Stored data entries:
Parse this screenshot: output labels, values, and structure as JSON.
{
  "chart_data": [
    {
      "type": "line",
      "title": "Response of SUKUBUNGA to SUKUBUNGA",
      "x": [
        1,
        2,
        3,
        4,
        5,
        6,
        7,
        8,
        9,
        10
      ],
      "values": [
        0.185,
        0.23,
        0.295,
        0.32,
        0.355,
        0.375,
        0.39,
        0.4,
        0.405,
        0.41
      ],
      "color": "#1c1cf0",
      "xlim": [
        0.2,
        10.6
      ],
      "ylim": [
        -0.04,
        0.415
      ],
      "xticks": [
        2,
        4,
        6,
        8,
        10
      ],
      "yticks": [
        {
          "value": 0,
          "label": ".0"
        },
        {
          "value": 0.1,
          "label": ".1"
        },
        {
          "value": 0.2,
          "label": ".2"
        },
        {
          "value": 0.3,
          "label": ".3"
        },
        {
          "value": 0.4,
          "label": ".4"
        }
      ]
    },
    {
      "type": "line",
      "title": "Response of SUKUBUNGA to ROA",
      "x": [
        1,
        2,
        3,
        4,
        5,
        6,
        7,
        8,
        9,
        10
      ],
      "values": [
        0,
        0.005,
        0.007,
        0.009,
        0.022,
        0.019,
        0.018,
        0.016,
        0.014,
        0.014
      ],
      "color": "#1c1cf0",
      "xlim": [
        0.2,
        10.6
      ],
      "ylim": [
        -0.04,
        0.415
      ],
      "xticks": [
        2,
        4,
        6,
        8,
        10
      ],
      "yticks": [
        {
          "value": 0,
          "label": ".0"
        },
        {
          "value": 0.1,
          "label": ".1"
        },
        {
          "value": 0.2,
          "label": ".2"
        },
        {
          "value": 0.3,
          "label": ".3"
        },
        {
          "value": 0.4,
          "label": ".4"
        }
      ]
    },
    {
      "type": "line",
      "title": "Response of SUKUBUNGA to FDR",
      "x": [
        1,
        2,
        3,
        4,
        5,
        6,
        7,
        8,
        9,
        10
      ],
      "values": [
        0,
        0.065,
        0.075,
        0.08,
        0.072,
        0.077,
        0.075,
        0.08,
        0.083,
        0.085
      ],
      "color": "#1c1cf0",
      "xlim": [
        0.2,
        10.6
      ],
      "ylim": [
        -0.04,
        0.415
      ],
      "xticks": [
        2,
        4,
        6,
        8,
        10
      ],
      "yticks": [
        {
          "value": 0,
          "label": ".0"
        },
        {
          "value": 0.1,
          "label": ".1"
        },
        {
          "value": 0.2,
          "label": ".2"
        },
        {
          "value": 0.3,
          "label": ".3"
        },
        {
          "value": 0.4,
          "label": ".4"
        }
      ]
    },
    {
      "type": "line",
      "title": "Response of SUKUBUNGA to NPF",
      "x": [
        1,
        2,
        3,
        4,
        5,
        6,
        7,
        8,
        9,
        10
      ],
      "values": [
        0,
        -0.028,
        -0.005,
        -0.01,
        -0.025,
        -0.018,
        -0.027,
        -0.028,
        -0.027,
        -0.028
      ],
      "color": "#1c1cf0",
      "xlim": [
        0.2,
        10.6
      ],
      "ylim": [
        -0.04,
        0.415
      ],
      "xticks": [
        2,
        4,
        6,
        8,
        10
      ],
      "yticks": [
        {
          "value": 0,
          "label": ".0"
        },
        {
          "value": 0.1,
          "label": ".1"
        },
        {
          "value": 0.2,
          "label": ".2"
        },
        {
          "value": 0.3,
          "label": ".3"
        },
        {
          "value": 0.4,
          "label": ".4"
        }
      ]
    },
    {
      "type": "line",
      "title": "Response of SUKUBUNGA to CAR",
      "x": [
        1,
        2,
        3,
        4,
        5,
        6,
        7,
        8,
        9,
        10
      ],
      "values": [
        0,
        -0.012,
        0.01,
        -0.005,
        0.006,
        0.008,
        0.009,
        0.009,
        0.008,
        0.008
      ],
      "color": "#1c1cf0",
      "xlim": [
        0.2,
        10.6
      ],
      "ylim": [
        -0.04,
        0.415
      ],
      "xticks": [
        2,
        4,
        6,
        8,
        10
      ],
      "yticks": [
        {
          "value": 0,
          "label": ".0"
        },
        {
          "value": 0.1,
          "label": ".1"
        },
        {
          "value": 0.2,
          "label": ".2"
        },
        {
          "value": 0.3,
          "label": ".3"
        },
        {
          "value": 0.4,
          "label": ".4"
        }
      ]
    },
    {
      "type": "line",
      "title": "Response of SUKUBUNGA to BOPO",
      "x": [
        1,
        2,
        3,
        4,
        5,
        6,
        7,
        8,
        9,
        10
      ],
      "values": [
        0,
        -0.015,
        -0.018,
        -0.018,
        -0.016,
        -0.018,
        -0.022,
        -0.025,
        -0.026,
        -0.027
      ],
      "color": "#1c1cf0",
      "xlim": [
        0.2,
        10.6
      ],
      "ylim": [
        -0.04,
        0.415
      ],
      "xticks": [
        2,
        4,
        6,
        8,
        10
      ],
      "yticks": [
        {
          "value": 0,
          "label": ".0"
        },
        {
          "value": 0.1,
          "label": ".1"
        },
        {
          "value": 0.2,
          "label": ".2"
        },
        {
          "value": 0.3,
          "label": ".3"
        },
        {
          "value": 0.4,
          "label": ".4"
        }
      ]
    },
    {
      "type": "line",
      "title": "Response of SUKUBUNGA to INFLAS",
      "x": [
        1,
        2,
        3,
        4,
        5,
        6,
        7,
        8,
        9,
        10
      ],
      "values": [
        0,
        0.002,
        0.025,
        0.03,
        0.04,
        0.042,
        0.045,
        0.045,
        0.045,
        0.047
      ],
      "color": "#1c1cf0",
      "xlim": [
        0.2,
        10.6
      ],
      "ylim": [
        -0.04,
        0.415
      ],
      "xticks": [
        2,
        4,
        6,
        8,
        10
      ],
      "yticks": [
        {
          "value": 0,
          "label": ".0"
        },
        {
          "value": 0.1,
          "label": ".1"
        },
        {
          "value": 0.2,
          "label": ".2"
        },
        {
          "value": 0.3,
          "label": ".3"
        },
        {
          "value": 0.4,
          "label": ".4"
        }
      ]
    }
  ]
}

# [Directive]
Copy out each record, keeping every word as it is.

# [Result]
Parse this screenshot: output labels, values, and structure as JSON.
{
  "chart_data": [
    {
      "type": "line",
      "title": "Response of SUKUBUNGA to SUKUBUNGA",
      "x": [
        1,
        2,
        3,
        4,
        5,
        6,
        7,
        8,
        9,
        10
      ],
      "values": [
        0.185,
        0.23,
        0.295,
        0.32,
        0.355,
        0.375,
        0.39,
        0.4,
        0.405,
        0.41
      ],
      "color": "#1c1cf0",
      "xlim": [
        0.2,
        10.6
      ],
      "ylim": [
        -0.04,
        0.415
      ],
      "xticks": [
        2,
        4,
        6,
        8,
        10
      ],
      "yticks": [
        {
          "value": 0,
          "label": ".0"
        },
        {
          "value": 0.1,
          "label": ".1"
        },
        {
          "value": 0.2,
          "label": ".2"
        },
        {
          "value": 0.3,
          "label": ".3"
        },
        {
          "value": 0.4,
          "label": ".4"
        }
      ]
    },
    {
      "type": "line",
      "title": "Response of SUKUBUNGA to ROA",
      "x": [
        1,
        2,
        3,
        4,
        5,
        6,
        7,
        8,
        9,
        10
      ],
      "values": [
        0,
        0.005,
        0.007,
        0.009,
        0.022,
        0.019,
        0.018,
        0.016,
        0.014,
        0.014
      ],
      "color": "#1c1cf0",
      "xlim": [
        0.2,
        10.6
      ],
      "ylim": [
        -0.04,
        0.415
      ],
      "xticks": [
        2,
        4,
        6,
        8,
        10
      ],
      "yticks": [
        {
          "value": 0,
          "label": ".0"
        },
        {
          "value": 0.1,
          "label": ".1"
        },
        {
          "value": 0.2,
          "label": ".2"
        },
        {
          "value": 0.3,
          "label": ".3"
        },
        {
          "value": 0.4,
          "label": ".4"
        }
      ]
    },
    {
      "type": "line",
      "title": "Response of SUKUBUNGA to FDR",
      "x": [
        1,
        2,
        3,
        4,
        5,
        6,
        7,
        8,
        9,
        10
      ],
      "values": [
        0,
        0.065,
        0.075,
        0.08,
        0.072,
        0.077,
        0.075,
        0.08,
        0.083,
        0.085
      ],
      "color": "#1c1cf0",
      "xlim": [
        0.2,
        10.6
      ],
      "ylim": [
        -0.04,
        0.415
      ],
      "xticks": [
        2,
        4,
        6,
        8,
        10
      ],
      "yticks": [
        {
          "value": 0,
          "label": ".0"
        },
        {
          "value": 0.1,
          "label": ".1"
        },
        {
          "value": 0.2,
          "label": ".2"
        },
        {
          "value": 0.3,
          "label": ".3"
        },
        {
          "value": 0.4,
          "label": ".4"
        }
      ]
    },
    {
      "type": "line",
      "title": "Response of SUKUBUNGA to NPF",
      "x": [
        1,
        2,
        3,
        4,
        5,
        6,
        7,
        8,
        9,
        10
      ],
      "values": [
        0,
        -0.028,
        -0.005,
        -0.01,
        -0.025,
        -0.018,
        -0.027,
        -0.028,
        -0.027,
        -0.028
      ],
      "color": "#1c1cf0",
      "xlim": [
        0.2,
        10.6
      ],
      "ylim": [
        -0.04,
        0.415
      ],
      "xticks": [
        2,
        4,
        6,
        8,
        10
      ],
      "yticks": [
        {
          "value": 0,
          "label": ".0"
        },
        {
          "value": 0.1,
          "label": ".1"
        },
        {
          "value": 0.2,
          "label": ".2"
        },
        {
          "value": 0.3,
          "label": ".3"
        },
        {
          "value": 0.4,
          "label": ".4"
        }
      ]
    },
    {
      "type": "line",
      "title": "Response of SUKUBUNGA to CAR",
      "x": [
        1,
        2,
        3,
        4,
        5,
        6,
        7,
        8,
        9,
        10
      ],
      "values": [
        0,
        -0.012,
        0.01,
        -0.005,
        0.006,
        0.008,
        0.009,
        0.009,
        0.008,
        0.008
      ],
      "color": "#1c1cf0",
      "xlim": [
        0.2,
        10.6
      ],
      "ylim": [
        -0.04,
        0.415
      ],
      "xticks": [
        2,
        4,
        6,
        8,
        10
      ],
      "yticks": [
        {
          "value": 0,
          "label": ".0"
        },
        {
          "value": 0.1,
          "label": ".1"
        },
        {
          "value": 0.2,
          "label": ".2"
        },
        {
          "value": 0.3,
          "label": ".3"
        },
        {
          "value": 0.4,
          "label": ".4"
        }
      ]
    },
    {
      "type": "line",
      "title": "Response of SUKUBUNGA to BOPO",
      "x": [
        1,
        2,
        3,
        4,
        5,
        6,
        7,
        8,
        9,
        10
      ],
      "values": [
        0,
        -0.015,
        -0.018,
        -0.018,
        -0.016,
        -0.018,
        -0.022,
        -0.025,
        -0.026,
        -0.027
      ],
      "color": "#1c1cf0",
      "xlim": [
        0.2,
        10.6
      ],
      "ylim": [
        -0.04,
        0.415
      ],
      "xticks": [
        2,
        4,
        6,
        8,
        10
      ],
      "yticks": [
        {
          "value": 0,
          "label": ".0"
        },
        {
          "value": 0.1,
          "label": ".1"
        },
        {
          "value": 0.2,
          "label": ".2"
        },
        {
          "value": 0.3,
          "label": ".3"
        },
        {
          "value": 0.4,
          "label": ".4"
        }
      ]
    },
    {
      "type": "line",
      "title": "Response of SUKUBUNGA to INFLAS",
      "x": [
        1,
        2,
        3,
        4,
        5,
        6,
        7,
        8,
        9,
        10
      ],
      "values": [
        0,
        0.002,
        0.025,
        0.03,
        0.04,
        0.042,
        0.045,
        0.045,
        0.045,
        0.047
      ],
      "color": "#1c1cf0",
      "xlim": [
        0.2,
        10.6
      ],
      "ylim": [
        -0.04,
        0.415
      ],
      "xticks": [
        2,
        4,
        6,
        8,
        10
      ],
      "yticks": [
        {
          "value": 0,
          "label": ".0"
        },
        {
          "value": 0.1,
          "label": ".1"
        },
        {
          "value": 0.2,
          "label": ".2"
        },
        {
          "value": 0.3,
          "label": ".3"
        },
        {
          "value": 0.4,
          "label": ".4"
        }
      ]
    }
  ]
}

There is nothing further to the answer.